[Records excerpted from a collection]
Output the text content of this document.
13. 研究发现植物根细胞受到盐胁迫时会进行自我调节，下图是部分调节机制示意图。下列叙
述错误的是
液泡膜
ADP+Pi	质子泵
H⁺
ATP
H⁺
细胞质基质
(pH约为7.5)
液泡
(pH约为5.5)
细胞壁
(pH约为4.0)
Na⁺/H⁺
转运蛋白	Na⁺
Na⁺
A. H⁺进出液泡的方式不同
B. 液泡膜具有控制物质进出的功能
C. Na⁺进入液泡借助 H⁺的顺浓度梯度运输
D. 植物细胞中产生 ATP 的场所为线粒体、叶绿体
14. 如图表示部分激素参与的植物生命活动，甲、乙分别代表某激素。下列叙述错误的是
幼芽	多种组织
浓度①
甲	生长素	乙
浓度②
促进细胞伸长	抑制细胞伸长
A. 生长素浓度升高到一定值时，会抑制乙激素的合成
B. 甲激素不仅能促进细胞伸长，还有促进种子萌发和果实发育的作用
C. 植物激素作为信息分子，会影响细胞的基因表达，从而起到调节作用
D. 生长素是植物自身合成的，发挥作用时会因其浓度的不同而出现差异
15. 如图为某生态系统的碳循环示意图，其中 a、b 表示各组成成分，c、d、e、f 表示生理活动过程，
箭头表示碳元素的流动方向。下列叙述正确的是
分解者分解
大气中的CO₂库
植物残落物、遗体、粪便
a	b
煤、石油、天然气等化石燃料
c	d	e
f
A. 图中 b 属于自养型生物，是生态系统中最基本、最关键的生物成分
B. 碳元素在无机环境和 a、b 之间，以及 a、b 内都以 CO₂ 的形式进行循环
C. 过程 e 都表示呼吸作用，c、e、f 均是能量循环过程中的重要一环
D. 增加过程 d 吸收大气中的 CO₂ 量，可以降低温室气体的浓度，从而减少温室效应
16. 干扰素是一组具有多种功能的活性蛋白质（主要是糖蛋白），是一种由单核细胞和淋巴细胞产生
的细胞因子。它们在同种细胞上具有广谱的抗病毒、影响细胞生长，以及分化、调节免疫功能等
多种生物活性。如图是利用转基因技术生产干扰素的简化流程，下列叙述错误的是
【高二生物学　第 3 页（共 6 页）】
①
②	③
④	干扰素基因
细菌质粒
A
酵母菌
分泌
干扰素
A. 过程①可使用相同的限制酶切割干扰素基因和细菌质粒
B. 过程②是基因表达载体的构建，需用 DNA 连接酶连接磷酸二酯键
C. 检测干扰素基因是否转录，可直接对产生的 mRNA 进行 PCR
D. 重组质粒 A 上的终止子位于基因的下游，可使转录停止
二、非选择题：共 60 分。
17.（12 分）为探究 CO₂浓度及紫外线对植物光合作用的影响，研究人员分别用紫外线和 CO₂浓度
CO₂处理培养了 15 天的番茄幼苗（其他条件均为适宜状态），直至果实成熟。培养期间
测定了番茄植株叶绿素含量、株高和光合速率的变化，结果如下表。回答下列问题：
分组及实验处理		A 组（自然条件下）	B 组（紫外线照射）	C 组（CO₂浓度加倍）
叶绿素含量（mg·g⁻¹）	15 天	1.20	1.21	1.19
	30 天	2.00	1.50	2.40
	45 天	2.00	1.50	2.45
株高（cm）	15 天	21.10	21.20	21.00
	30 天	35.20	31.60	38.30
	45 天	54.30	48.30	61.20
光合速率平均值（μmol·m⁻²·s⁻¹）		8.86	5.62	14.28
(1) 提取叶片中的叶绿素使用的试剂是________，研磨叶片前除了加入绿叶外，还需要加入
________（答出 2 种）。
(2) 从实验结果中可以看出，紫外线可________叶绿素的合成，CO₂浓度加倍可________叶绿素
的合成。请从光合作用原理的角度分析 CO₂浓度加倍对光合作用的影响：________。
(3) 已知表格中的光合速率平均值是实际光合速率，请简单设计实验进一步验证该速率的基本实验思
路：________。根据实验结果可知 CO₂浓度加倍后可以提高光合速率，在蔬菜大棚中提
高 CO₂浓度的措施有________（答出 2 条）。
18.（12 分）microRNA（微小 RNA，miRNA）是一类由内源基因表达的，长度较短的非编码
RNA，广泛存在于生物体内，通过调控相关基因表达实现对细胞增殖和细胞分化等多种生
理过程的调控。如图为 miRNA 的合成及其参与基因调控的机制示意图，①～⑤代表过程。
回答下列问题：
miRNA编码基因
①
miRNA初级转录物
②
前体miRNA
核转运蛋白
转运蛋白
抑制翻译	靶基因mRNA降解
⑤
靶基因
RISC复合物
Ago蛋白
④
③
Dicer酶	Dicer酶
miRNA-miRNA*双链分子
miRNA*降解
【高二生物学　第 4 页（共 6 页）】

▶ EXERCISE DIRECTIONS: Make an exact copy of every line in the data.

▶ RESPONSE BOX:
Output the text content of this document.
13. 研究发现植物根细胞受到盐胁迫时会进行自我调节，下图是部分调节机制示意图。下列叙
述错误的是
液泡膜
ADP+Pi	质子泵
H⁺
ATP
H⁺
细胞质基质
(pH约为7.5)
液泡
(pH约为5.5)
细胞壁
(pH约为4.0)
Na⁺/H⁺
转运蛋白	Na⁺
Na⁺
A. H⁺进出液泡的方式不同
B. 液泡膜具有控制物质进出的功能
C. Na⁺进入液泡借助 H⁺的顺浓度梯度运输
D. 植物细胞中产生 ATP 的场所为线粒体、叶绿体
14. 如图表示部分激素参与的植物生命活动，甲、乙分别代表某激素。下列叙述错误的是
幼芽	多种组织
浓度①
甲	生长素	乙
浓度②
促进细胞伸长	抑制细胞伸长
A. 生长素浓度升高到一定值时，会抑制乙激素的合成
B. 甲激素不仅能促进细胞伸长，还有促进种子萌发和果实发育的作用
C. 植物激素作为信息分子，会影响细胞的基因表达，从而起到调节作用
D. 生长素是植物自身合成的，发挥作用时会因其浓度的不同而出现差异
15. 如图为某生态系统的碳循环示意图，其中 a、b 表示各组成成分，c、d、e、f 表示生理活动过程，
箭头表示碳元素的流动方向。下列叙述正确的是
分解者分解
大气中的CO₂库
植物残落物、遗体、粪便
a	b
煤、石油、天然气等化石燃料
c	d	e
f
A. 图中 b 属于自养型生物，是生态系统中最基本、最关键的生物成分
B. 碳元素在无机环境和 a、b 之间，以及 a、b 内都以 CO₂ 的形式进行循环
C. 过程 e 都表示呼吸作用，c、e、f 均是能量循环过程中的重要一环
D. 增加过程 d 吸收大气中的 CO₂ 量，可以降低温室气体的浓度，从而减少温室效应
16. 干扰素是一组具有多种功能的活性蛋白质（主要是糖蛋白），是一种由单核细胞和淋巴细胞产生
的细胞因子。它们在同种细胞上具有广谱的抗病毒、影响细胞生长，以及分化、调节免疫功能等
多种生物活性。如图是利用转基因技术生产干扰素的简化流程，下列叙述错误的是
【高二生物学　第 3 页（共 6 页）】
①
②	③
④	干扰素基因
细菌质粒
A
酵母菌
分泌
干扰素
A. 过程①可使用相同的限制酶切割干扰素基因和细菌质粒
B. 过程②是基因表达载体的构建，需用 DNA 连接酶连接磷酸二酯键
C. 检测干扰素基因是否转录，可直接对产生的 mRNA 进行 PCR
D. 重组质粒 A 上的终止子位于基因的下游，可使转录停止
二、非选择题：共 60 分。
17.（12 分）为探究 CO₂浓度及紫外线对植物光合作用的影响，研究人员分别用紫外线和 CO₂浓度
CO₂处理培养了 15 天的番茄幼苗（其他条件均为适宜状态），直至果实成熟。培养期间
测定了番茄植株叶绿素含量、株高和光合速率的变化，结果如下表。回答下列问题：
分组及实验处理		A 组（自然条件下）	B 组（紫外线照射）	C 组（CO₂浓度加倍）
叶绿素含量（mg·g⁻¹）	15 天	1.20	1.21	1.19
	30 天	2.00	1.50	2.40
	45 天	2.00	1.50	2.45
株高（cm）	15 天	21.10	21.20	21.00
	30 天	35.20	31.60	38.30
	45 天	54.30	48.30	61.20
光合速率平均值（μmol·m⁻²·s⁻¹）		8.86	5.62	14.28
(1) 提取叶片中的叶绿素使用的试剂是________，研磨叶片前除了加入绿叶外，还需要加入
________（答出 2 种）。
(2) 从实验结果中可以看出，紫外线可________叶绿素的合成，CO₂浓度加倍可________叶绿素
的合成。请从光合作用原理的角度分析 CO₂浓度加倍对光合作用的影响：________。
(3) 已知表格中的光合速率平均值是实际光合速率，请简单设计实验进一步验证该速率的基本实验思
路：________。根据实验结果可知 CO₂浓度加倍后可以提高光合速率，在蔬菜大棚中提
高 CO₂浓度的措施有________（答出 2 条）。
18.（12 分）microRNA（微小 RNA，miRNA）是一类由内源基因表达的，长度较短的非编码
RNA，广泛存在于生物体内，通过调控相关基因表达实现对细胞增殖和细胞分化等多种生
理过程的调控。如图为 miRNA 的合成及其参与基因调控的机制示意图，①～⑤代表过程。
回答下列问题：
miRNA编码基因
①
miRNA初级转录物
②
前体miRNA
核转运蛋白
转运蛋白
抑制翻译	靶基因mRNA降解
⑤
靶基因
RISC复合物
Ago蛋白
④
③
Dicer酶	Dicer酶
miRNA-miRNA*双链分子
miRNA*降解
【高二生物学　第 4 页（共 6 页）】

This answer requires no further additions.